### Collection entries:
◇ ◇ ◇

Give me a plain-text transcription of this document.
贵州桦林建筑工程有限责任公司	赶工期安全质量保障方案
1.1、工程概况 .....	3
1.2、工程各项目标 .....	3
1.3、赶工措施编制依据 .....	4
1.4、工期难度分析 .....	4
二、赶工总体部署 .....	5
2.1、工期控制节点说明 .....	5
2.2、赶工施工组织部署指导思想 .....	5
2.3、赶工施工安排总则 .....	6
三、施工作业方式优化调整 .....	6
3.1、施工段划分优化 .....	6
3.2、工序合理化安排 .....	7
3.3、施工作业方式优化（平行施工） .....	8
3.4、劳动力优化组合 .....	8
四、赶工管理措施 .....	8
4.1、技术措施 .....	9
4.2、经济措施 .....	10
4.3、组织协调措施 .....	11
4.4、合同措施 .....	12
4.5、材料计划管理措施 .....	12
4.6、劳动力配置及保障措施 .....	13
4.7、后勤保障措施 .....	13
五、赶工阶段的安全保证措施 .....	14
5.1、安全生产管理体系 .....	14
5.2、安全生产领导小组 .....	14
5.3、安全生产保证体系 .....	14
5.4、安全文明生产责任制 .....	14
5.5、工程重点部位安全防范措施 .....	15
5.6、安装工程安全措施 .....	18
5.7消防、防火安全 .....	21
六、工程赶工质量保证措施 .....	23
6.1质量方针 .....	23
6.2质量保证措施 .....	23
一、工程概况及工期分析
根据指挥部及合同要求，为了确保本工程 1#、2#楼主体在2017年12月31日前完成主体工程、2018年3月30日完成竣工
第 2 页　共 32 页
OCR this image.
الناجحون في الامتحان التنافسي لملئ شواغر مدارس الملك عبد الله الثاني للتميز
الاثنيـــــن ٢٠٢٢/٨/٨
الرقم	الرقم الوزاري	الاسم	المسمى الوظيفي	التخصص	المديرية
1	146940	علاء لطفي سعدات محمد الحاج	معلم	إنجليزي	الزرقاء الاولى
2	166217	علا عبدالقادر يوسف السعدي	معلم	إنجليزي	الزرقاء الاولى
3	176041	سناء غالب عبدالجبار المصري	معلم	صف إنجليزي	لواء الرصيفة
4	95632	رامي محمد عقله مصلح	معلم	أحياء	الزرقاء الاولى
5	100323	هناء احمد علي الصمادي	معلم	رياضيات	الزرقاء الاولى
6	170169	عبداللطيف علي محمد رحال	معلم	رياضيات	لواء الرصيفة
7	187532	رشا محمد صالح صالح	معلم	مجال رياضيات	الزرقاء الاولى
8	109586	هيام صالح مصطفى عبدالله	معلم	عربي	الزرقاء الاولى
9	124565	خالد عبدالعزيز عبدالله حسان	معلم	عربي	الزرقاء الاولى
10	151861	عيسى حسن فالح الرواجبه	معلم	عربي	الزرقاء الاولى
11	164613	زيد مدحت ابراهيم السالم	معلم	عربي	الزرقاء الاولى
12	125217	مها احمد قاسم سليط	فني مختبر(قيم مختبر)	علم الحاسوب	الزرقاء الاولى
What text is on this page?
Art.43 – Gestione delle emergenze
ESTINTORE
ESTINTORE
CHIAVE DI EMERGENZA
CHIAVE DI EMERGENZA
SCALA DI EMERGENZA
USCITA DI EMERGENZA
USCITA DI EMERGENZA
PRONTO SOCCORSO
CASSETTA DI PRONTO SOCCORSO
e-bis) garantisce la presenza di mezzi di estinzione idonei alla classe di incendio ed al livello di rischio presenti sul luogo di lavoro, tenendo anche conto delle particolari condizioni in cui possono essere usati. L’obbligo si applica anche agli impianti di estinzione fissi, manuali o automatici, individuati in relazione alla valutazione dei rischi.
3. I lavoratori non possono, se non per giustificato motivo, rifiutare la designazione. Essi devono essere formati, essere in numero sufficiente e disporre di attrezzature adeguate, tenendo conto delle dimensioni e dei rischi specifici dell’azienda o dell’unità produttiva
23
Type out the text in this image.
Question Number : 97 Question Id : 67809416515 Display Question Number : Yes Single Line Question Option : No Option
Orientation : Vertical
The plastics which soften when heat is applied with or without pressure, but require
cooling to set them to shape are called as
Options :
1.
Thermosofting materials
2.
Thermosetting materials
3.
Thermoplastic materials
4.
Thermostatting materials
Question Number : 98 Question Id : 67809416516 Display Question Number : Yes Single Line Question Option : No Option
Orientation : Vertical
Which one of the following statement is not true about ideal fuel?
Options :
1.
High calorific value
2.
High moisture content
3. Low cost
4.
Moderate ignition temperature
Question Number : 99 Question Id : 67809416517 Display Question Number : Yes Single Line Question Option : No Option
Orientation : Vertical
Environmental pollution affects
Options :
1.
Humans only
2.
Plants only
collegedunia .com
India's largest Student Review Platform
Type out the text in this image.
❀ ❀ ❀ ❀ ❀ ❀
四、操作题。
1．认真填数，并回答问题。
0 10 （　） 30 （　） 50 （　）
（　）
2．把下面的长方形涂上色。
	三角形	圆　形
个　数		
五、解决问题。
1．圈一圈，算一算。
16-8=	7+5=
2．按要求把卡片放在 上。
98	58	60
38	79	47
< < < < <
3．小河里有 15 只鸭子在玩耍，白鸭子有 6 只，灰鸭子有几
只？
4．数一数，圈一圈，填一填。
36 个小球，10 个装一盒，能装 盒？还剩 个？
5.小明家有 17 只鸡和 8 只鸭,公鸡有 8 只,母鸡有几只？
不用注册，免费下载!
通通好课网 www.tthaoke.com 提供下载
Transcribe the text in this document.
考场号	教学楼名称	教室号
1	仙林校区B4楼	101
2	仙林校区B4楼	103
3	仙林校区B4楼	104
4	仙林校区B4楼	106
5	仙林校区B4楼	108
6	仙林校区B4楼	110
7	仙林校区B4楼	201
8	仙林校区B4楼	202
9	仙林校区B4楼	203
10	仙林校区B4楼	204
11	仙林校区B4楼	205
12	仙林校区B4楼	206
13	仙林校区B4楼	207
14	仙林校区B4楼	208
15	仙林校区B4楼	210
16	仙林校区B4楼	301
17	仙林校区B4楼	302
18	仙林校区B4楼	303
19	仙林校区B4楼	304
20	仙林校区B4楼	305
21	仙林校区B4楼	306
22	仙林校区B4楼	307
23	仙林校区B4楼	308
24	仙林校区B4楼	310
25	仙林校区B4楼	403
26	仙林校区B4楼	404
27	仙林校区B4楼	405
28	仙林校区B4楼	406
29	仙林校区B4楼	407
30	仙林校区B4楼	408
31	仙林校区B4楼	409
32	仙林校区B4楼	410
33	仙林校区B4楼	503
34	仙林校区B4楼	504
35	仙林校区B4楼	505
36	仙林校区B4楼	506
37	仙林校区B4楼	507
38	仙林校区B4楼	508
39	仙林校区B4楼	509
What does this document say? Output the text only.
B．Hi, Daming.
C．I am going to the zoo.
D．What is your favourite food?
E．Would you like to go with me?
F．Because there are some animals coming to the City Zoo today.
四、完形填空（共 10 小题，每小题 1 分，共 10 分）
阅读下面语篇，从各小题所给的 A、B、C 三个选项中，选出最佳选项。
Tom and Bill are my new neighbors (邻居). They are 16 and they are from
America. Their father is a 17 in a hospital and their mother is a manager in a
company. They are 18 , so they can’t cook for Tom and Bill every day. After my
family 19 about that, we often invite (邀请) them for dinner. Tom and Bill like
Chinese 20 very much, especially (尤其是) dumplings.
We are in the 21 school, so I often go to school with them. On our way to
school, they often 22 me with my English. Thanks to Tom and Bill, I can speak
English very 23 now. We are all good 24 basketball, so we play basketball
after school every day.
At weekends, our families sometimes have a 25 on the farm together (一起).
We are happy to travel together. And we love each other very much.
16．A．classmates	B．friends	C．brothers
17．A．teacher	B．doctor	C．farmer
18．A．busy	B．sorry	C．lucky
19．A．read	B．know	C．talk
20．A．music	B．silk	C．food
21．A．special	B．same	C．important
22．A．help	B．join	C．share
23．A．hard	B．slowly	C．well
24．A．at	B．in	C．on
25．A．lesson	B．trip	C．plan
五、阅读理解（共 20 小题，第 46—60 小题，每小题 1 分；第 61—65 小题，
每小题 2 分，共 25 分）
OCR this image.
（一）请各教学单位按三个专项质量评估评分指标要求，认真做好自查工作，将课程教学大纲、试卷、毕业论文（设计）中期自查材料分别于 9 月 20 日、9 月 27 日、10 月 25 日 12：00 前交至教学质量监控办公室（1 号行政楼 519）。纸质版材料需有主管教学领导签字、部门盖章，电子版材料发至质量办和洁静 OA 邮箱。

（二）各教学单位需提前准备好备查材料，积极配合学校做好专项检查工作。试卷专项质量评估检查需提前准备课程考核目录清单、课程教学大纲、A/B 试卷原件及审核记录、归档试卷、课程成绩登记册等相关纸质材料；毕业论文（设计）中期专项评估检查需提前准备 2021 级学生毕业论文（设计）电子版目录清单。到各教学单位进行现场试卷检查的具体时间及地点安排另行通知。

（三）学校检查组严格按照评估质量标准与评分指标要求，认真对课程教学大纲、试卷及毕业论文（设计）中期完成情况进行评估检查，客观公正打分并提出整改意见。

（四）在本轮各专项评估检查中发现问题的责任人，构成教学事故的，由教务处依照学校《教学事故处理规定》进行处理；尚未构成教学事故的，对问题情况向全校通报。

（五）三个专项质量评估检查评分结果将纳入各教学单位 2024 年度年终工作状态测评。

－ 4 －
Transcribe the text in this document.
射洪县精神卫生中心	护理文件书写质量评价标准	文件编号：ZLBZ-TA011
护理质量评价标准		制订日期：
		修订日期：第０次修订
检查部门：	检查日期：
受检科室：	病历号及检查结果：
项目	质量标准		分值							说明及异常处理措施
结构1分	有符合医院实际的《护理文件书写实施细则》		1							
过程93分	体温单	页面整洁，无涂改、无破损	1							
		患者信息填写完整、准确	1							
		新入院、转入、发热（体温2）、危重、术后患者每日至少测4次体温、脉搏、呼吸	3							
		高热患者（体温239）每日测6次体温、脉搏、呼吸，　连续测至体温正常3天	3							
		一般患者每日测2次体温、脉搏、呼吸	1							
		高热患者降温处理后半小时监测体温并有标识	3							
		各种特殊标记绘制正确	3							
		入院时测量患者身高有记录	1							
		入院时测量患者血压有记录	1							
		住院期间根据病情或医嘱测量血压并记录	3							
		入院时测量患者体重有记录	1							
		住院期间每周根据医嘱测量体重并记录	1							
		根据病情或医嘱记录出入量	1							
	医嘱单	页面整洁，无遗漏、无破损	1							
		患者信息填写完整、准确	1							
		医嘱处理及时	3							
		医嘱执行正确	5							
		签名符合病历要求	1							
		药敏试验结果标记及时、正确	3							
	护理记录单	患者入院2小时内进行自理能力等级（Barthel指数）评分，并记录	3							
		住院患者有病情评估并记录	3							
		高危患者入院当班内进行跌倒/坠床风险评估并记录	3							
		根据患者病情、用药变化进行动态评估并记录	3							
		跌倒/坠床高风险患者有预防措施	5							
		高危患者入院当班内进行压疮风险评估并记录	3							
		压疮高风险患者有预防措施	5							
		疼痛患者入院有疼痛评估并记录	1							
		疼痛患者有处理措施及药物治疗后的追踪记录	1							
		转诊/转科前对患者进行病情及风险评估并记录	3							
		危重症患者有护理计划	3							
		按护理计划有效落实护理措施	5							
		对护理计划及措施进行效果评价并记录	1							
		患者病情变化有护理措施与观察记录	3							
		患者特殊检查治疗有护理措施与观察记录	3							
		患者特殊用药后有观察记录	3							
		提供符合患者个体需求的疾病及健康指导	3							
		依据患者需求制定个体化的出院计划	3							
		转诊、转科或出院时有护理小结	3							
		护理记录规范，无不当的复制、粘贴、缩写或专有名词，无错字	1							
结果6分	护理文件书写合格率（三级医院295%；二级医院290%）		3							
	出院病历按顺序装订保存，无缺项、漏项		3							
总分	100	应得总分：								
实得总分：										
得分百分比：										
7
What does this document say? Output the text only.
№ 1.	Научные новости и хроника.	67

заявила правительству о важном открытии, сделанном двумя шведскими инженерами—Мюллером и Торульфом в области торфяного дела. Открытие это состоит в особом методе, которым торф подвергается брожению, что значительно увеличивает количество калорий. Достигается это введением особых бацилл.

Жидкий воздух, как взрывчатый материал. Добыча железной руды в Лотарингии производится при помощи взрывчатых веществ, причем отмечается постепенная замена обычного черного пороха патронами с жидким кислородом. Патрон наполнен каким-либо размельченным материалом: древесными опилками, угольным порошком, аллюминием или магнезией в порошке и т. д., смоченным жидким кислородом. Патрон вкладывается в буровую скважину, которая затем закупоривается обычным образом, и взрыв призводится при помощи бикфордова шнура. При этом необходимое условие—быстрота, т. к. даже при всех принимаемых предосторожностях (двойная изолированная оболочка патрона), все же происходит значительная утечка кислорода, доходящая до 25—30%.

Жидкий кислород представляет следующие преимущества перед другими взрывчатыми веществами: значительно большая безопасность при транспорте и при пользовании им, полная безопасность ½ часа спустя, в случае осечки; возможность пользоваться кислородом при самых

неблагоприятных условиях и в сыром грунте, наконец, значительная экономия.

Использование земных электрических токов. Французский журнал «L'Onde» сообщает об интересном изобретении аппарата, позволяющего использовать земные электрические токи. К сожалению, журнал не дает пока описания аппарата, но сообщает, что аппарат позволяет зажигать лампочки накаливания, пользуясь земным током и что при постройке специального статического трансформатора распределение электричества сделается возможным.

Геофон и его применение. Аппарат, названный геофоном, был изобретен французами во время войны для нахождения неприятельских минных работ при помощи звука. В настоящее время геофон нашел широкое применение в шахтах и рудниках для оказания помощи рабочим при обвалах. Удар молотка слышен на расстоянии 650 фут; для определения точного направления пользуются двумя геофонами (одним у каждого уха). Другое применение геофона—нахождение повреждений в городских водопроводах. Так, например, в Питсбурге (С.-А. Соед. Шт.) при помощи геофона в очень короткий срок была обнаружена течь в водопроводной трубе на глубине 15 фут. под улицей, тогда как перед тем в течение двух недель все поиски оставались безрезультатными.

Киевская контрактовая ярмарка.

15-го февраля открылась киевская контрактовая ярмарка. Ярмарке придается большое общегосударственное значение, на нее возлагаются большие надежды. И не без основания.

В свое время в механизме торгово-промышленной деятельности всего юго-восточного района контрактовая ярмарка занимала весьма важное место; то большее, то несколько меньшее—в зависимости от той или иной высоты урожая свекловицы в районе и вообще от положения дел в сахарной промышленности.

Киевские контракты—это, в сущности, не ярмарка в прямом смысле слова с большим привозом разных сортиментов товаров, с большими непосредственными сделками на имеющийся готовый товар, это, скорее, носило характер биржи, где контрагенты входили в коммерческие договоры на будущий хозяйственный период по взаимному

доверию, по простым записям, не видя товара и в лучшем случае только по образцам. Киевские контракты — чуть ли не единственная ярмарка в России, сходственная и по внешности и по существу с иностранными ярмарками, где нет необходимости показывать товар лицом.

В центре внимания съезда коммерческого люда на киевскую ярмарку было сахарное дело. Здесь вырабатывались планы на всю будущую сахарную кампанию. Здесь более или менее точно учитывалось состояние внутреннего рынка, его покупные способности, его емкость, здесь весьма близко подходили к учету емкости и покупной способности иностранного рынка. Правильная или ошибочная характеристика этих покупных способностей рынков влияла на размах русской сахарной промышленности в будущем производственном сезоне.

◇ ◇ ◇

### PROBLEM REQUIREMENTS:
Within the data above, pick out all lines holding the word "контрактовая".

### ANSWER BELOW:
Киевская контрактовая ярмарка.
15-го февраля открылась киевская контрактовая ярмарка. Ярмарке придается большое общегосударственное значение, на нее возлагаются большие надежды. И не без основания.
В свое время в механизме торгово-промышленной деятельности всего юго-восточного района контрактовая ярмарка занимала весьма важное место; то большее, то несколько меньшее—в зависимости от той или иной высоты урожая свекловицы в районе и вообще от положения дел в сахарной промышленности.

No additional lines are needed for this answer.